> Source data:

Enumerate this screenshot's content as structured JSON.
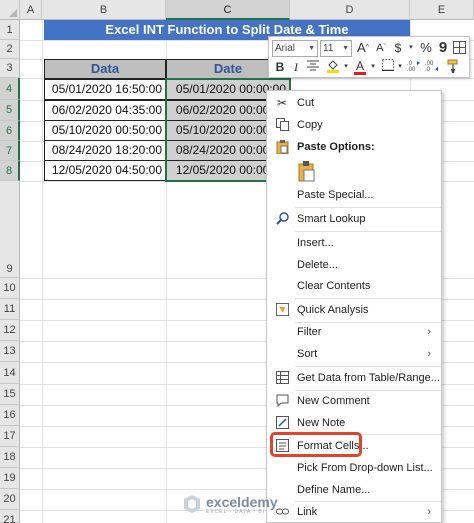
{
  "sheet": {
    "columns": [
      "A",
      "B",
      "C",
      "D",
      "E"
    ],
    "rows": [
      "1",
      "2",
      "3",
      "4",
      "5",
      "6",
      "7",
      "8",
      "9",
      "10",
      "11",
      "12",
      "13",
      "14",
      "15",
      "16",
      "17",
      "18",
      "19",
      "20",
      "21"
    ],
    "title": "Excel INT Function to Split Date & Time",
    "headers": [
      "Data",
      "Date"
    ],
    "data": [
      [
        "05/01/2020 16:50:00",
        "05/01/2020 00:00:00"
      ],
      [
        "06/02/2020 04:35:00",
        "06/02/2020 00:00:00"
      ],
      [
        "05/10/2020 00:50:00",
        "05/10/2020 00:00:00"
      ],
      [
        "08/24/2020 18:20:00",
        "08/24/2020 00:00:00"
      ],
      [
        "12/05/2020 04:50:00",
        "12/05/2020 00:00:00"
      ]
    ]
  },
  "mini_toolbar": {
    "font": "Arial",
    "size": "11",
    "grow": "A",
    "shrink": "A",
    "currency": "$",
    "percent": "%",
    "comma": "9",
    "bold": "B",
    "italic": "I",
    "font_color": "A"
  },
  "context_menu": {
    "cut": "Cut",
    "copy": "Copy",
    "paste_options": "Paste Options:",
    "paste_special": "Paste Special...",
    "smart_lookup": "Smart Lookup",
    "insert": "Insert...",
    "delete": "Delete...",
    "clear_contents": "Clear Contents",
    "quick_analysis": "Quick Analysis",
    "filter": "Filter",
    "sort": "Sort",
    "get_data": "Get Data from Table/Range...",
    "new_comment": "New Comment",
    "new_note": "New Note",
    "format_cells": "Format Cells...",
    "pick_list": "Pick From Drop-down List...",
    "define_name": "Define Name...",
    "link": "Link"
  },
  "watermark": {
    "name": "exceldemy",
    "tagline": "EXCEL · DATA · BI"
  },
  "colors": {
    "banner": "#4472c4",
    "header_fill": "#bfbfbf",
    "selection": "#217346",
    "highlight": "#e0452b"
  }
}
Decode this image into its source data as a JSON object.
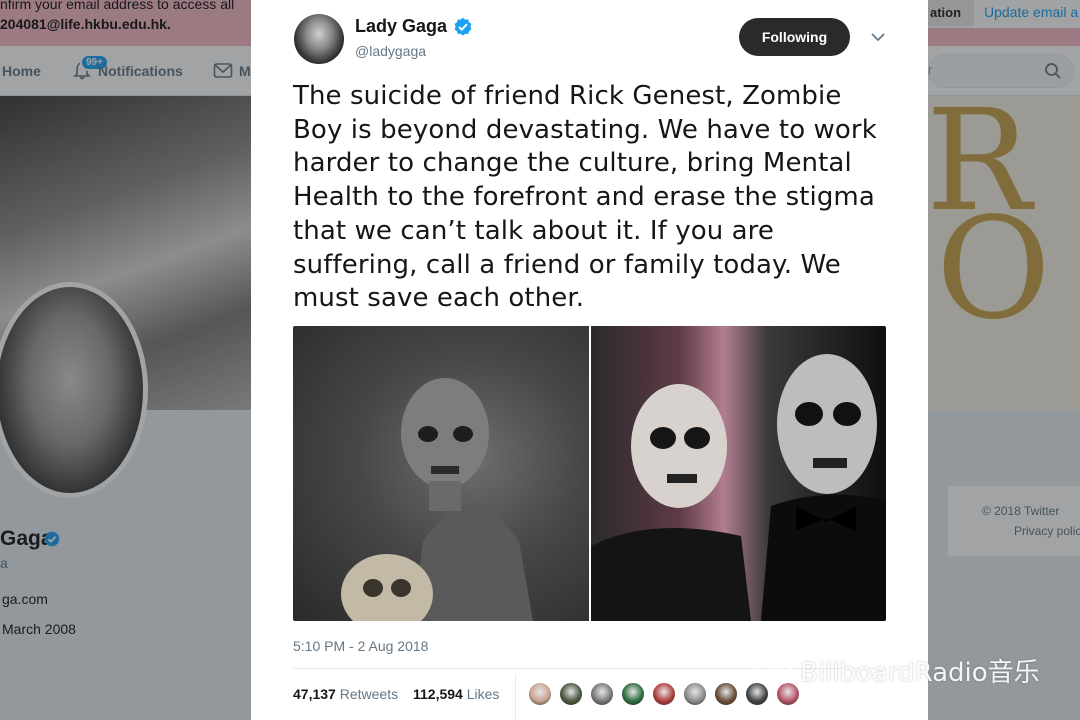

> Required action: Print every line of the data exactly. Pictures do not belong in the copy.

> Result of the exercise:
Enumerate this screenshot's content as structured JSON.
{
  "sheet": {
    "columns": [
      "A",
      "B",
      "C",
      "D",
      "E"
    ],
    "rows": [
      "1",
      "2",
      "3",
      "4",
      "5",
      "6",
      "7",
      "8",
      "9",
      "10",
      "11",
      "12",
      "13",
      "14",
      "15",
      "16",
      "17",
      "18",
      "19",
      "20",
      "21"
    ],
    "title": "Excel INT Function to Split Date & Time",
    "headers": [
      "Data",
      "Date"
    ],
    "data": [
      [
        "05/01/2020 16:50:00",
        "05/01/2020 00:00:00"
      ],
      [
        "06/02/2020 04:35:00",
        "06/02/2020 00:00:00"
      ],
      [
        "05/10/2020 00:50:00",
        "05/10/2020 00:00:00"
      ],
      [
        "08/24/2020 18:20:00",
        "08/24/2020 00:00:00"
      ],
      [
        "12/05/2020 04:50:00",
        "12/05/2020 00:00:00"
      ]
    ]
  },
  "mini_toolbar": {
    "font": "Arial",
    "size": "11",
    "grow": "A",
    "shrink": "A",
    "currency": "$",
    "percent": "%",
    "comma": "9",
    "bold": "B",
    "italic": "I",
    "font_color": "A"
  },
  "context_menu": {
    "cut": "Cut",
    "copy": "Copy",
    "paste_options": "Paste Options:",
    "paste_special": "Paste Special...",
    "smart_lookup": "Smart Lookup",
    "insert": "Insert...",
    "delete": "Delete...",
    "clear_contents": "Clear Contents",
    "quick_analysis": "Quick Analysis",
    "filter": "Filter",
    "sort": "Sort",
    "get_data": "Get Data from Table/Range...",
    "new_comment": "New Comment",
    "new_note": "New Note",
    "format_cells": "Format Cells...",
    "pick_list": "Pick From Drop-down List...",
    "define_name": "Define Name...",
    "link": "Link"
  },
  "watermark": {
    "name": "exceldemy",
    "tagline": "EXCEL · DATA · BI"
  },
  "colors": {
    "banner": "#4472c4",
    "header_fill": "#bfbfbf",
    "selection": "#217346",
    "highlight": "#e0452b"
  }
}
Decode this image into its source data as a JSON object.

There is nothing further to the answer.